Source data:
____________
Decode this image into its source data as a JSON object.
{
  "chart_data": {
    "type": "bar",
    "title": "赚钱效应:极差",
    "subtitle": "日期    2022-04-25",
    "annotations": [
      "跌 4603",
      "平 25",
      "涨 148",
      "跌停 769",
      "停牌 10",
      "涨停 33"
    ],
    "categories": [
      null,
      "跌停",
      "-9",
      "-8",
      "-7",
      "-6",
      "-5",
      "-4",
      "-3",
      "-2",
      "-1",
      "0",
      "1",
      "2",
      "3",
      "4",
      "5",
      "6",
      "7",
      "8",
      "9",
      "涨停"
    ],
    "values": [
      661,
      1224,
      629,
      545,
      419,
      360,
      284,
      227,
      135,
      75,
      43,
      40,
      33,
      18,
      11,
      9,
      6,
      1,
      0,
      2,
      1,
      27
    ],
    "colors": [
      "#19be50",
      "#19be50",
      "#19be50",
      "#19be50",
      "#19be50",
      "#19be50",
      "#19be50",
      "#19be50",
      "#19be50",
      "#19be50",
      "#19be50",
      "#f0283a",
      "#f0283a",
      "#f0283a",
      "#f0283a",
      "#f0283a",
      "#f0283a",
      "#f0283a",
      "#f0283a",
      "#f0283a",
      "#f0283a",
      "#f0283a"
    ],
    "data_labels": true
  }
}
____________
#### The exercise:
Transcribe the material above in its entirety. Match it exactly.

#### Response to this task:
Decode this image into its source data as a JSON object.
{
  "chart_data": {
    "type": "bar",
    "title": "赚钱效应:极差",
    "subtitle": "日期    2022-04-25",
    "annotations": [
      "跌 4603",
      "平 25",
      "涨 148",
      "跌停 769",
      "停牌 10",
      "涨停 33"
    ],
    "categories": [
      null,
      "跌停",
      "-9",
      "-8",
      "-7",
      "-6",
      "-5",
      "-4",
      "-3",
      "-2",
      "-1",
      "0",
      "1",
      "2",
      "3",
      "4",
      "5",
      "6",
      "7",
      "8",
      "9",
      "涨停"
    ],
    "values": [
      661,
      1224,
      629,
      545,
      419,
      360,
      284,
      227,
      135,
      75,
      43,
      40,
      33,
      18,
      11,
      9,
      6,
      1,
      0,
      2,
      1,
      27
    ],
    "colors": [
      "#19be50",
      "#19be50",
      "#19be50",
      "#19be50",
      "#19be50",
      "#19be50",
      "#19be50",
      "#19be50",
      "#19be50",
      "#19be50",
      "#19be50",
      "#f0283a",
      "#f0283a",
      "#f0283a",
      "#f0283a",
      "#f0283a",
      "#f0283a",
      "#f0283a",
      "#f0283a",
      "#f0283a",
      "#f0283a",
      "#f0283a"
    ],
    "data_labels": true
  }
}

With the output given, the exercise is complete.